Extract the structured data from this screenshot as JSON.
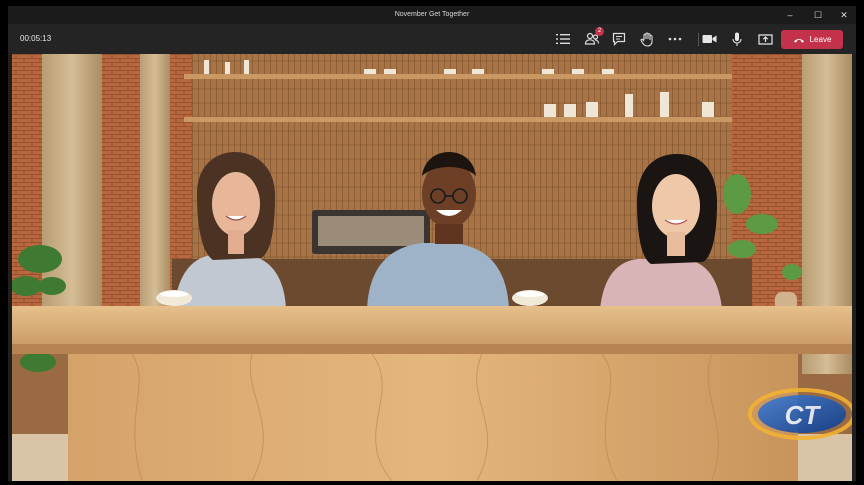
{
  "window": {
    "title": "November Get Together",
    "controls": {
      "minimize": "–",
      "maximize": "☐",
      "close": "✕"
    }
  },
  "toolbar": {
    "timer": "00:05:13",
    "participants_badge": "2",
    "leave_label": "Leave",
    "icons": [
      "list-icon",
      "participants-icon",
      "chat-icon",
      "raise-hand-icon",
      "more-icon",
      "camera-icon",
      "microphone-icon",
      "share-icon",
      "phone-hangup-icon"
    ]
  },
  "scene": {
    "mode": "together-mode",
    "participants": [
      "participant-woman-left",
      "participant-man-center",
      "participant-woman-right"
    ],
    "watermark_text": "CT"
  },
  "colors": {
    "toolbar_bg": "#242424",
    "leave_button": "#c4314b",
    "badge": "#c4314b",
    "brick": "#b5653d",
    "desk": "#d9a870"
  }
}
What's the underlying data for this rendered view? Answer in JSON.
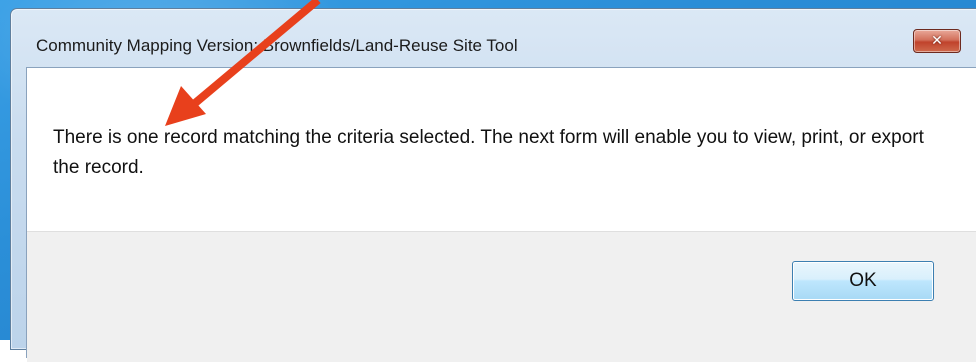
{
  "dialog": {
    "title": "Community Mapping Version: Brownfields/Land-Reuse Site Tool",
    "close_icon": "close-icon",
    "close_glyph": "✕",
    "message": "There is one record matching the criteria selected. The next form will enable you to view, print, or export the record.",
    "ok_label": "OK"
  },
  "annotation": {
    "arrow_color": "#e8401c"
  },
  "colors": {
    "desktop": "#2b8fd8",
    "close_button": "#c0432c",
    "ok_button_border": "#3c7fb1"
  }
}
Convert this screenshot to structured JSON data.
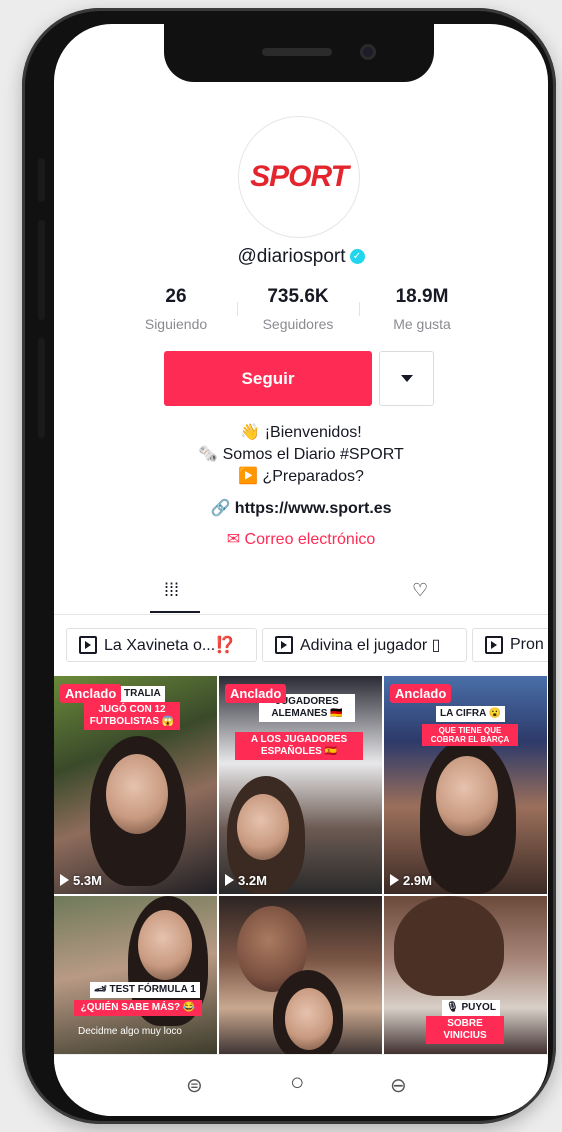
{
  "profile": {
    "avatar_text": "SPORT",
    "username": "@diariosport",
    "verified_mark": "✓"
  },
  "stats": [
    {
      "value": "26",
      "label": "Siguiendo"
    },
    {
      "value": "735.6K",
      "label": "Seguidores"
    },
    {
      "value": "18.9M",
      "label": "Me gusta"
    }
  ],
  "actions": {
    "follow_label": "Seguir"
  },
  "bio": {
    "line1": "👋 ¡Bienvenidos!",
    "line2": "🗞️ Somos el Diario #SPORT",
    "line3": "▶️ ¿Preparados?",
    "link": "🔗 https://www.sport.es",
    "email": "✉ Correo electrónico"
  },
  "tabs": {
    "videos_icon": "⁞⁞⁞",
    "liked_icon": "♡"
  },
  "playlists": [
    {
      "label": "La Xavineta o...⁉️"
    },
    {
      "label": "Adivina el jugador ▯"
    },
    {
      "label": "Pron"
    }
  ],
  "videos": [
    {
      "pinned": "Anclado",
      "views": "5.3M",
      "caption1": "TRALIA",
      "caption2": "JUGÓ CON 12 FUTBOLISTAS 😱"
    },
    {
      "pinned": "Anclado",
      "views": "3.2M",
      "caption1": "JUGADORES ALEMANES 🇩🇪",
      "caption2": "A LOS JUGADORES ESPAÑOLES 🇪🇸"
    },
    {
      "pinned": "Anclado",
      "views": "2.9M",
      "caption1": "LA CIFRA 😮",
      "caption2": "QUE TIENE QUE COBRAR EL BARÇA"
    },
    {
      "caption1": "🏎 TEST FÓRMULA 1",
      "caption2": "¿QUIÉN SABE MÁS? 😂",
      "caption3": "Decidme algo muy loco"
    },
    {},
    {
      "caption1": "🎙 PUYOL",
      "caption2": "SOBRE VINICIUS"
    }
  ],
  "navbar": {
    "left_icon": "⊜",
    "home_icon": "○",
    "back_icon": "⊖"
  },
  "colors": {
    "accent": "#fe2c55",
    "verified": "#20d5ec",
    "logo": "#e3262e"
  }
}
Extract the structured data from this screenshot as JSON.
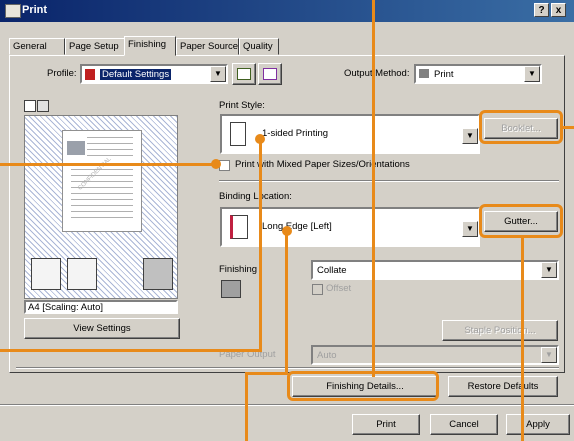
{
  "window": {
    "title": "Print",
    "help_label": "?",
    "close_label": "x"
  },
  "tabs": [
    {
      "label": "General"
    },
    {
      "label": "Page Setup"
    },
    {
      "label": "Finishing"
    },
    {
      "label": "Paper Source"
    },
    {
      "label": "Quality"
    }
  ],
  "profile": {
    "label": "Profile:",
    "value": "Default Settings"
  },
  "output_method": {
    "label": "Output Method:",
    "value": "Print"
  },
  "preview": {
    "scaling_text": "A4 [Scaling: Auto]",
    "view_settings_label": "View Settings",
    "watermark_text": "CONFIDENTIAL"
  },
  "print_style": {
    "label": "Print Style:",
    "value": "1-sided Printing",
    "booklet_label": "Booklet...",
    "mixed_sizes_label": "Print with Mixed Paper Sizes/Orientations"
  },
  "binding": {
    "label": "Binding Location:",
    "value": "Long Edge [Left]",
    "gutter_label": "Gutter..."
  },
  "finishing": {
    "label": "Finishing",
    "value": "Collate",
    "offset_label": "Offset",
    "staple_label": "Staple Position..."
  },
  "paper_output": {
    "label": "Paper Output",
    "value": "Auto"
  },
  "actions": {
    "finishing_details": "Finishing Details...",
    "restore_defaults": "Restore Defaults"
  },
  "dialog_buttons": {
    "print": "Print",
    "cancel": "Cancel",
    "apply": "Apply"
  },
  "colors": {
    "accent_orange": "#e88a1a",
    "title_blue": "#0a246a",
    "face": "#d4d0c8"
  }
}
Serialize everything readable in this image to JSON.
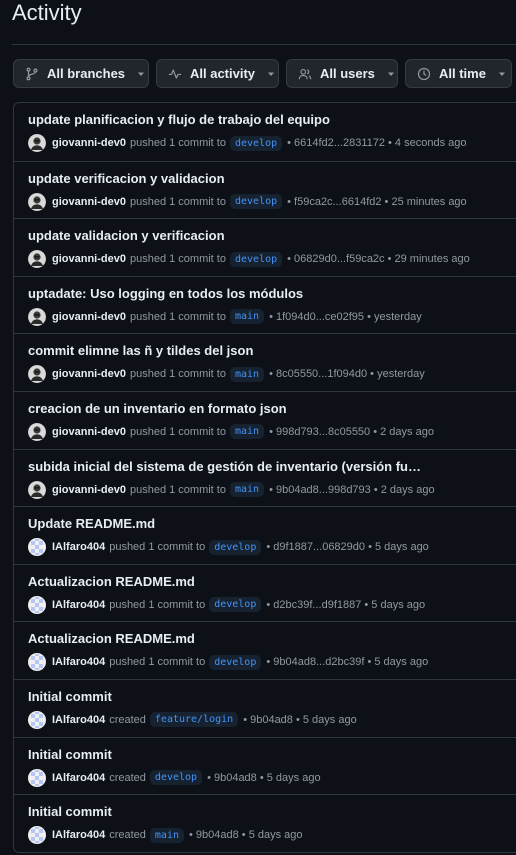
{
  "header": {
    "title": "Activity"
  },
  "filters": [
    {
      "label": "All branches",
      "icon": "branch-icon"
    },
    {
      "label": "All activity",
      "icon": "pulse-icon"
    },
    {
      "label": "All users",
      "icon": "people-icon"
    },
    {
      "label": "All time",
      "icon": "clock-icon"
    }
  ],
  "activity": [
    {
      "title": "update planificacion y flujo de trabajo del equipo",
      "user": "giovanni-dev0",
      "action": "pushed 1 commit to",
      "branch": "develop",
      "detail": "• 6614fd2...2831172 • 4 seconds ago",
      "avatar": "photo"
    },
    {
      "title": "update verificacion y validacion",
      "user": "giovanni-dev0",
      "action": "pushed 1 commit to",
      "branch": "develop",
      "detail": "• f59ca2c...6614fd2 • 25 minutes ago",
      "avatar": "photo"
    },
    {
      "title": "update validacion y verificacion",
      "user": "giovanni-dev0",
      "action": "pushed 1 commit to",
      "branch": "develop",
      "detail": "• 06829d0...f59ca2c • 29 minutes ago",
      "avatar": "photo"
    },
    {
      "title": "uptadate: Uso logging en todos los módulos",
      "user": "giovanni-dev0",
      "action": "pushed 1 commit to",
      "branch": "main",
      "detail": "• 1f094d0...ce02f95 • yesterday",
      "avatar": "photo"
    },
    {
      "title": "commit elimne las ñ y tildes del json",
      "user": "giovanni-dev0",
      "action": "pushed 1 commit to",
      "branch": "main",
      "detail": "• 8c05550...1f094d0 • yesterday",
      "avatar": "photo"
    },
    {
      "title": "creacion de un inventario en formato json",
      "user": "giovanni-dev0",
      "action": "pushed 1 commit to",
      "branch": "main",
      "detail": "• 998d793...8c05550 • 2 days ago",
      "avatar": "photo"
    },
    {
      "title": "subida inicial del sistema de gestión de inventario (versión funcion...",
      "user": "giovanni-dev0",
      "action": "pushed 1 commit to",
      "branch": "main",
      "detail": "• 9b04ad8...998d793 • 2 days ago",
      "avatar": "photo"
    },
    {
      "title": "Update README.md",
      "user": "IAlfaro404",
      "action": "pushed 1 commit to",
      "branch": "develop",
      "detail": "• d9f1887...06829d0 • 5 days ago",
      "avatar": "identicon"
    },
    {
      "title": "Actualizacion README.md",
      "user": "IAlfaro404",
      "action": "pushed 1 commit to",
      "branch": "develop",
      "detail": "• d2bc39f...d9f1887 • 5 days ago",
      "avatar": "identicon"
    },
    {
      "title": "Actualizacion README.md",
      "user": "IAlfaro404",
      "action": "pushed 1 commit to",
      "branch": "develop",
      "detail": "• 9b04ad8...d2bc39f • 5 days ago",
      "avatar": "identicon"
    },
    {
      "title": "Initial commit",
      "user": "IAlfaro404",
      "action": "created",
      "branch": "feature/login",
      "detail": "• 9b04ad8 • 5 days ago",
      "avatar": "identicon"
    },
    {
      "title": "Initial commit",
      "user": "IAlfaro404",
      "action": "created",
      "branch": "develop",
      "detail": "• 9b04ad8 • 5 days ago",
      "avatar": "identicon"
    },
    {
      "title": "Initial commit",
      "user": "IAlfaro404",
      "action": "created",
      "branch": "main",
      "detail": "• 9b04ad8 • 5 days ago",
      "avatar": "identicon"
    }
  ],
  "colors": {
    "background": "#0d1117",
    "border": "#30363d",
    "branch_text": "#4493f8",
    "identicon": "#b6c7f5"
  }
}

◆ Instructions to follow ◆
Check each line above for the string "value", then copy the ones that have it.

◆ Task solution ◆
      "value": "26",
      "value": "735.6K",
      "value": "18.9M",
    "value": "Default Settings"
    "value": "Print"
    "value": "1-sided Printing",
    "value": "Long Edge [Left]",
    "value": "Collate",
    "value": "Auto"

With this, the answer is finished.